- INSTRUCTION
Transcribe the listing exactly, leaving out every picture.

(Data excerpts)
---
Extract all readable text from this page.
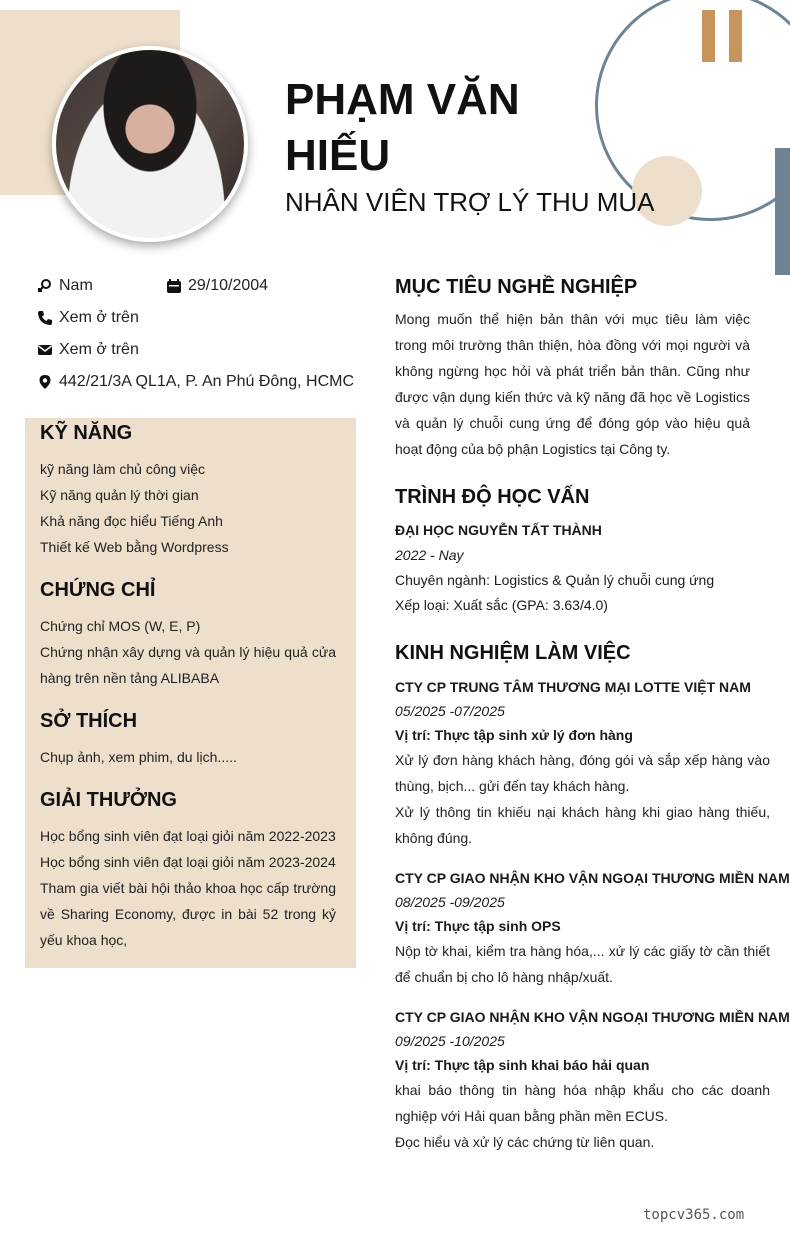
PHẠM VĂN HIẾU
NHÂN VIÊN TRỢ LÝ THU MUA
Nam	29/10/2004
Xem ở trên
Xem ở trên
442/21/3A QL1A, P. An Phú Đông, HCMC
KỸ NĂNG
kỹ năng làm chủ công việc
Kỹ năng quản lý thời gian
Khả năng đọc hiểu Tiếng Anh
Thiết kế Web bằng Wordpress
CHỨNG CHỈ
Chứng chỉ MOS (W, E, P)
Chứng nhận xây dựng và quản lý hiệu quả cửa hàng trên nền tảng ALIBABA
SỞ THÍCH
Chụp ảnh, xem phim, du lịch.....
GIẢI THƯỞNG
Học bổng sinh viên đạt loại giỏi năm 2022-2023
Học bổng sinh viên đạt loại giỏi năm 2023-2024
Tham gia viết bài hội thảo khoa học cấp trường về Sharing Economy, được in bài 52 trong kỷ yếu khoa học,
MỤC TIÊU NGHỀ NGHIỆP
Mong muốn thể hiện bản thân với mục tiêu làm việc trong môi trường thân thiện, hòa đồng với mọi người và không ngừng học hỏi và phát triển bản thân. Cũng như được vận dụng kiến thức và kỹ năng đã học về Logistics và quản lý chuỗi cung ứng để đóng góp vào hiệu quả hoạt động của bộ phận Logistics tại Công ty.
TRÌNH ĐỘ HỌC VẤN
ĐẠI HỌC NGUYỄN TẤT THÀNH
2022 - Nay
Chuyên ngành: Logistics & Quản lý chuỗi cung ứng
Xếp loại: Xuất sắc (GPA: 3.63/4.0)
KINH NGHIỆM LÀM VIỆC
CTY CP TRUNG TÂM THƯƠNG MẠI LOTTE VIỆT NAM
05/2025 -07/2025
Vị trí: Thực tập sinh xử lý đơn hàng
Xử lý đơn hàng khách hàng, đóng gói và sắp xếp hàng vào thùng, bịch... gửi đến tay khách hàng.
Xử lý thông tin khiếu nại khách hàng khi giao hàng thiếu, không đúng.
CTY CP GIAO NHẬN KHO VẬN NGOẠI THƯƠNG MIỀN NAM
08/2025 -09/2025
Vị trí: Thực tập sinh OPS
Nộp tờ khai, kiểm tra hàng hóa,... xử lý các giấy tờ cần thiết để chuẩn bị cho lô hàng nhập/xuất.
CTY CP GIAO NHẬN KHO VẬN NGOẠI THƯƠNG MIỀN NAM
09/2025 -10/2025
Vị trí: Thực tập sinh khai báo hải quan
khai báo thông tin hàng hóa nhập khẩu cho các doanh nghiệp với Hải quan bằng phần mền ECUS.
Đọc hiểu và xử lý các chứng từ liên quan.
topcv365.com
---
- THE OUTPUT
Extract all readable text from this page.
PHẠM VĂN HIẾU
NHÂN VIÊN TRỢ LÝ THU MUA
Nam	29/10/2004
Xem ở trên
Xem ở trên
442/21/3A QL1A, P. An Phú Đông, HCMC
KỸ NĂNG
kỹ năng làm chủ công việc
Kỹ năng quản lý thời gian
Khả năng đọc hiểu Tiếng Anh
Thiết kế Web bằng Wordpress
CHỨNG CHỈ
Chứng chỉ MOS (W, E, P)
Chứng nhận xây dựng và quản lý hiệu quả cửa hàng trên nền tảng ALIBABA
SỞ THÍCH
Chụp ảnh, xem phim, du lịch.....
GIẢI THƯỞNG
Học bổng sinh viên đạt loại giỏi năm 2022-2023
Học bổng sinh viên đạt loại giỏi năm 2023-2024
Tham gia viết bài hội thảo khoa học cấp trường về Sharing Economy, được in bài 52 trong kỷ yếu khoa học,
MỤC TIÊU NGHỀ NGHIỆP
Mong muốn thể hiện bản thân với mục tiêu làm việc trong môi trường thân thiện, hòa đồng với mọi người và không ngừng học hỏi và phát triển bản thân. Cũng như được vận dụng kiến thức và kỹ năng đã học về Logistics và quản lý chuỗi cung ứng để đóng góp vào hiệu quả hoạt động của bộ phận Logistics tại Công ty.
TRÌNH ĐỘ HỌC VẤN
ĐẠI HỌC NGUYỄN TẤT THÀNH
2022 - Nay
Chuyên ngành: Logistics & Quản lý chuỗi cung ứng
Xếp loại: Xuất sắc (GPA: 3.63/4.0)
KINH NGHIỆM LÀM VIỆC
CTY CP TRUNG TÂM THƯƠNG MẠI LOTTE VIỆT NAM
05/2025 -07/2025
Vị trí: Thực tập sinh xử lý đơn hàng
Xử lý đơn hàng khách hàng, đóng gói và sắp xếp hàng vào thùng, bịch... gửi đến tay khách hàng.
Xử lý thông tin khiếu nại khách hàng khi giao hàng thiếu, không đúng.
CTY CP GIAO NHẬN KHO VẬN NGOẠI THƯƠNG MIỀN NAM
08/2025 -09/2025
Vị trí: Thực tập sinh OPS
Nộp tờ khai, kiểm tra hàng hóa,... xử lý các giấy tờ cần thiết để chuẩn bị cho lô hàng nhập/xuất.
CTY CP GIAO NHẬN KHO VẬN NGOẠI THƯƠNG MIỀN NAM
09/2025 -10/2025
Vị trí: Thực tập sinh khai báo hải quan
khai báo thông tin hàng hóa nhập khẩu cho các doanh nghiệp với Hải quan bằng phần mền ECUS.
Đọc hiểu và xử lý các chứng từ liên quan.
topcv365.com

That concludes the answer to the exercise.